◆ **Goal of the exercise**
Omit all images. Transcribe the rest of the material below exactly.

START

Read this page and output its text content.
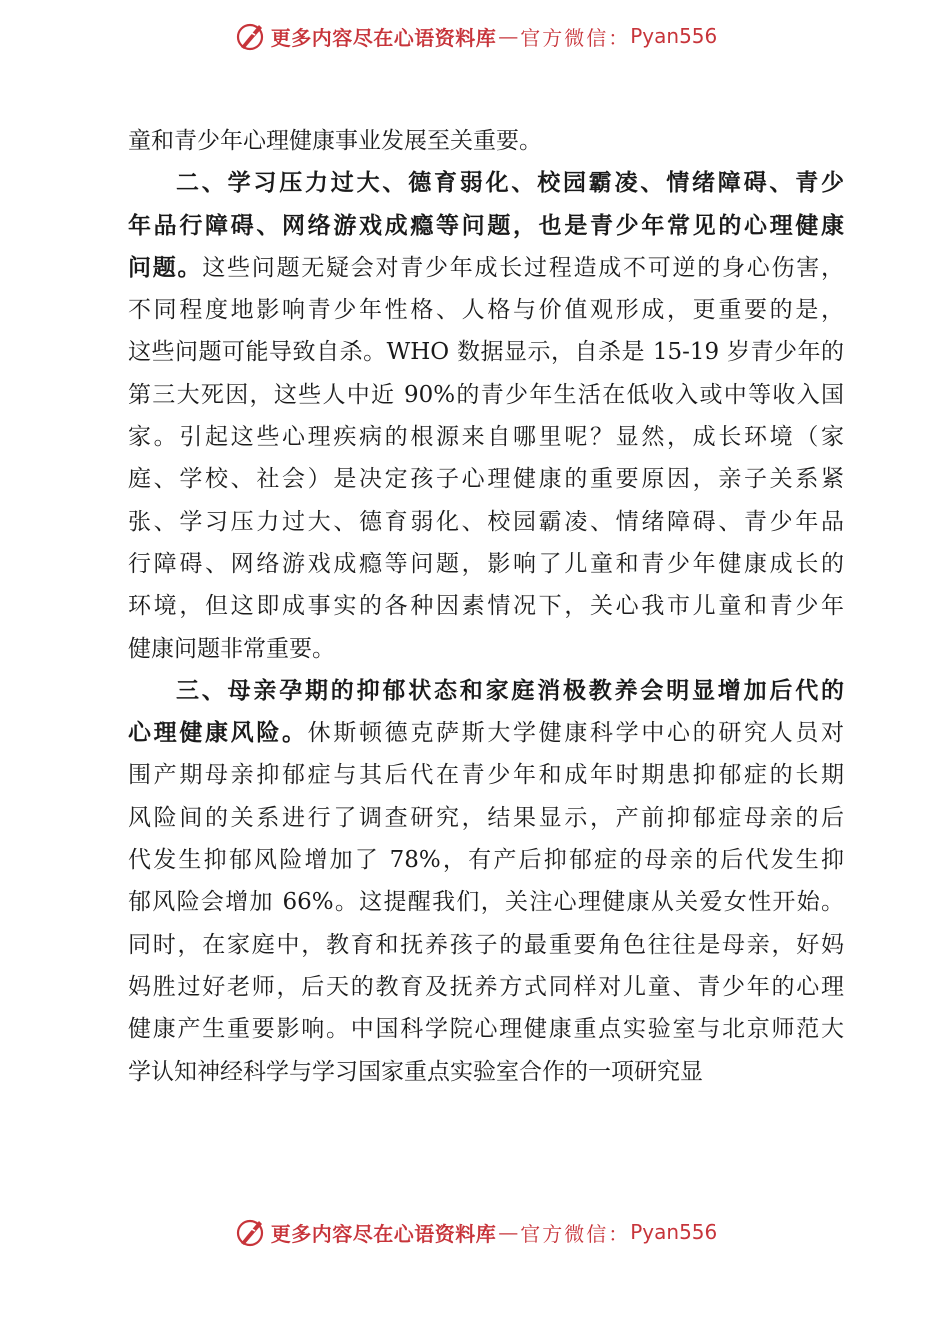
更多内容尽在心语资料库 — 官方微信： Pyan556
童和青少年心理健康事业发展至关重要。
二、学习压力过大、德育弱化、校园霸凌、情绪障碍、青少
年品行障碍、网络游戏成瘾等问题，也是青少年常见的心理健康
问题。这些问题无疑会对青少年成长过程造成不可逆的身心伤害，
不同程度地影响青少年性格、人格与价值观形成，更重要的是，
这些问题可能导致自杀。WHO 数据显示，自杀是 15-19 岁青少年的
第三大死因，这些人中近 90%的青少年生活在低收入或中等收入国
家。引起这些心理疾病的根源来自哪里呢？显然，成长环境（家
庭、学校、社会）是决定孩子心理健康的重要原因，亲子关系紧
张、学习压力过大、德育弱化、校园霸凌、情绪障碍、青少年品
行障碍、网络游戏成瘾等问题，影响了儿童和青少年健康成长的
环境，但这即成事实的各种因素情况下，关心我市儿童和青少年
健康问题非常重要。
三、母亲孕期的抑郁状态和家庭消极教养会明显增加后代的
心理健康风险。休斯顿德克萨斯大学健康科学中心的研究人员对
围产期母亲抑郁症与其后代在青少年和成年时期患抑郁症的长期
风险间的关系进行了调查研究，结果显示，产前抑郁症母亲的后
代发生抑郁风险增加了 78%，有产后抑郁症的母亲的后代发生抑
郁风险会增加 66%。这提醒我们，关注心理健康从关爱女性开始。
同时，在家庭中，教育和抚养孩子的最重要角色往往是母亲，好妈
妈胜过好老师，后天的教育及抚养方式同样对儿童、青少年的心理
健康产生重要影响。中国科学院心理健康重点实验室与北京师范大
学认知神经科学与学习国家重点实验室合作的一项研究显
更多内容尽在心语资料库 — 官方微信： Pyan556
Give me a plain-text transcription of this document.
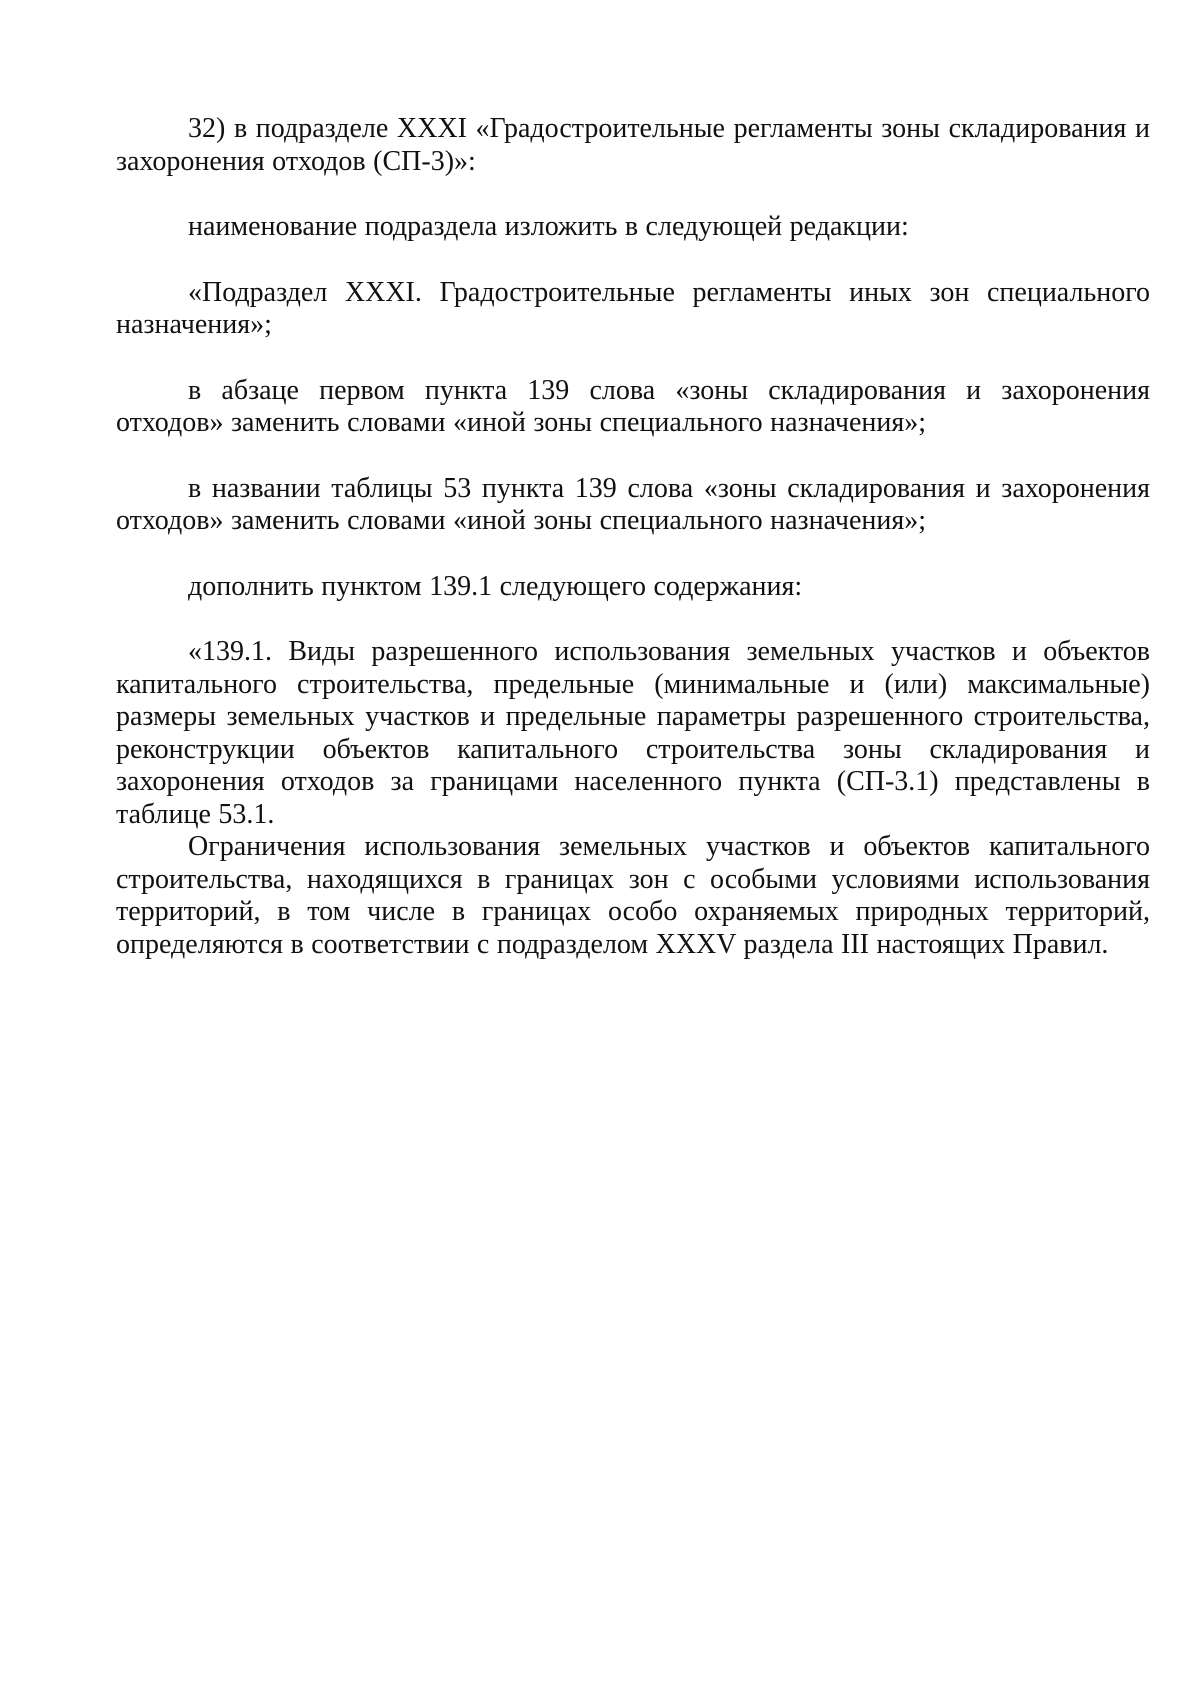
32) в подразделе XXXI «Градостроительные регламенты зоны складирования и захоронения отходов (СП-3)»:

наименование подраздела изложить в следующей редакции:

«Подраздел XXXI. Градостроительные регламенты иных зон специального назначения»;

в абзаце первом пункта 139 слова «зоны складирования и захоронения отходов» заменить словами «иной зоны специального назначения»;

в названии таблицы 53 пункта 139 слова «зоны складирования и захоронения отходов» заменить словами «иной зоны специального назначения»;

дополнить пунктом 139.1 следующего содержания:

«139.1. Виды разрешенного использования земельных участков и объектов капитального строительства, предельные (минимальные и (или) максимальные) размеры земельных участков и предельные параметры разрешенного строительства, реконструкции объектов капитального строительства зоны складирования и захоронения отходов за границами населенного пункта (СП-3.1) представлены в таблице 53.1.

Ограничения использования земельных участков и объектов капитального строительства, находящихся в границах зон с особыми условиями использования территорий, в том числе в границах особо охраняемых природных территорий, определяются в соответствии с подразделом XXXV раздела III настоящих Правил.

END

◆ **Complete answer**
Read this page and output its text content.
更多内容尽在心语资料库 — 官方微信： Pyan556
童和青少年心理健康事业发展至关重要。
二、学习压力过大、德育弱化、校园霸凌、情绪障碍、青少
年品行障碍、网络游戏成瘾等问题，也是青少年常见的心理健康
问题。这些问题无疑会对青少年成长过程造成不可逆的身心伤害，
不同程度地影响青少年性格、人格与价值观形成，更重要的是，
这些问题可能导致自杀。WHO 数据显示，自杀是 15-19 岁青少年的
第三大死因，这些人中近 90%的青少年生活在低收入或中等收入国
家。引起这些心理疾病的根源来自哪里呢？显然，成长环境（家
庭、学校、社会）是决定孩子心理健康的重要原因，亲子关系紧
张、学习压力过大、德育弱化、校园霸凌、情绪障碍、青少年品
行障碍、网络游戏成瘾等问题，影响了儿童和青少年健康成长的
环境，但这即成事实的各种因素情况下，关心我市儿童和青少年
健康问题非常重要。
三、母亲孕期的抑郁状态和家庭消极教养会明显增加后代的
心理健康风险。休斯顿德克萨斯大学健康科学中心的研究人员对
围产期母亲抑郁症与其后代在青少年和成年时期患抑郁症的长期
风险间的关系进行了调查研究，结果显示，产前抑郁症母亲的后
代发生抑郁风险增加了 78%，有产后抑郁症的母亲的后代发生抑
郁风险会增加 66%。这提醒我们，关注心理健康从关爱女性开始。
同时，在家庭中，教育和抚养孩子的最重要角色往往是母亲，好妈
妈胜过好老师，后天的教育及抚养方式同样对儿童、青少年的心理
健康产生重要影响。中国科学院心理健康重点实验室与北京师范大
学认知神经科学与学习国家重点实验室合作的一项研究显
更多内容尽在心语资料库 — 官方微信： Pyan556
Give me a plain-text transcription of this document.
32) в подразделе XXXI «Градостроительные регламенты зоны складирования и захоронения отходов (СП-3)»:

наименование подраздела изложить в следующей редакции:

«Подраздел XXXI. Градостроительные регламенты иных зон специального назначения»;

в абзаце первом пункта 139 слова «зоны складирования и захоронения отходов» заменить словами «иной зоны специального назначения»;

в названии таблицы 53 пункта 139 слова «зоны складирования и захоронения отходов» заменить словами «иной зоны специального назначения»;

дополнить пунктом 139.1 следующего содержания:

«139.1. Виды разрешенного использования земельных участков и объектов капитального строительства, предельные (минимальные и (или) максимальные) размеры земельных участков и предельные параметры разрешенного строительства, реконструкции объектов капитального строительства зоны складирования и захоронения отходов за границами населенного пункта (СП-3.1) представлены в таблице 53.1.

Ограничения использования земельных участков и объектов капитального строительства, находящихся в границах зон с особыми условиями использования территорий, в том числе в границах особо охраняемых природных территорий, определяются в соответствии с подразделом XXXV раздела III настоящих Правил.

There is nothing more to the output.